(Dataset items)
+++

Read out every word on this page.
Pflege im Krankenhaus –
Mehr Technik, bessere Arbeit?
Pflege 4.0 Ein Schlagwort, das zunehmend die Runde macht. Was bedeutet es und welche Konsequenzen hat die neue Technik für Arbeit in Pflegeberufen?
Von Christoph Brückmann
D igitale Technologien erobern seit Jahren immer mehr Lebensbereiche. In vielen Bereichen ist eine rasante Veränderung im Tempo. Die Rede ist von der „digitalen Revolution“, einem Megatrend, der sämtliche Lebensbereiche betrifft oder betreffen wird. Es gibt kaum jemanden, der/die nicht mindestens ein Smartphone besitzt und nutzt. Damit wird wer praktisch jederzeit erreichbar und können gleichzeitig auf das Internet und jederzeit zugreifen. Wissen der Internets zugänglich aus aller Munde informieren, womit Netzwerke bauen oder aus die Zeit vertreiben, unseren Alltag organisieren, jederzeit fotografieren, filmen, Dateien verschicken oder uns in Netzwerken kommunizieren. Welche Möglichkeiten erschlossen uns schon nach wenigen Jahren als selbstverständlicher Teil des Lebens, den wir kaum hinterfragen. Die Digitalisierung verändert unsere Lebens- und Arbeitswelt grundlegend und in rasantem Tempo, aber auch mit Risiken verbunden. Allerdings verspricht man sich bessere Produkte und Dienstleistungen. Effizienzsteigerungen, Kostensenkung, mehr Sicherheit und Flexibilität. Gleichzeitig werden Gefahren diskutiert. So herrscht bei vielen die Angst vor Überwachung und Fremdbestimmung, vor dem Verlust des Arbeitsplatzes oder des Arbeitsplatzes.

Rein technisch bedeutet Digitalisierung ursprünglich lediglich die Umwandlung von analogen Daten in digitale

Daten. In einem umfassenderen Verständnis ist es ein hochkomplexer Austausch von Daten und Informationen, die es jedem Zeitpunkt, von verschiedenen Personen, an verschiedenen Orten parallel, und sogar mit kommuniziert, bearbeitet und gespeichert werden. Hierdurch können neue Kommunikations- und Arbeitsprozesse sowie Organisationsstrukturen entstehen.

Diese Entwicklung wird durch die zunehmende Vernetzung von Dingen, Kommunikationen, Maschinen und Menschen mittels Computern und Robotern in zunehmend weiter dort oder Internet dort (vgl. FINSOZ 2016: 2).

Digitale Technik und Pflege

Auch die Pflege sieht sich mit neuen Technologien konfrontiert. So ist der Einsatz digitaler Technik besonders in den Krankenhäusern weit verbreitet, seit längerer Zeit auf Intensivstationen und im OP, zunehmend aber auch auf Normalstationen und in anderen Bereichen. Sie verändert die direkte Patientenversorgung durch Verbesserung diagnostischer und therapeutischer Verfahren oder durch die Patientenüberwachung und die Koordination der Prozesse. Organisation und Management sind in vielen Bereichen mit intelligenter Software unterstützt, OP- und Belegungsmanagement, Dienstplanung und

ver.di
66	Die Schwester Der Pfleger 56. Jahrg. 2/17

+++

◆ **Task objective**: Provide the number of lines in these entries that hold the word "Daten", without any accompanying text.

◆ **Response below**: 2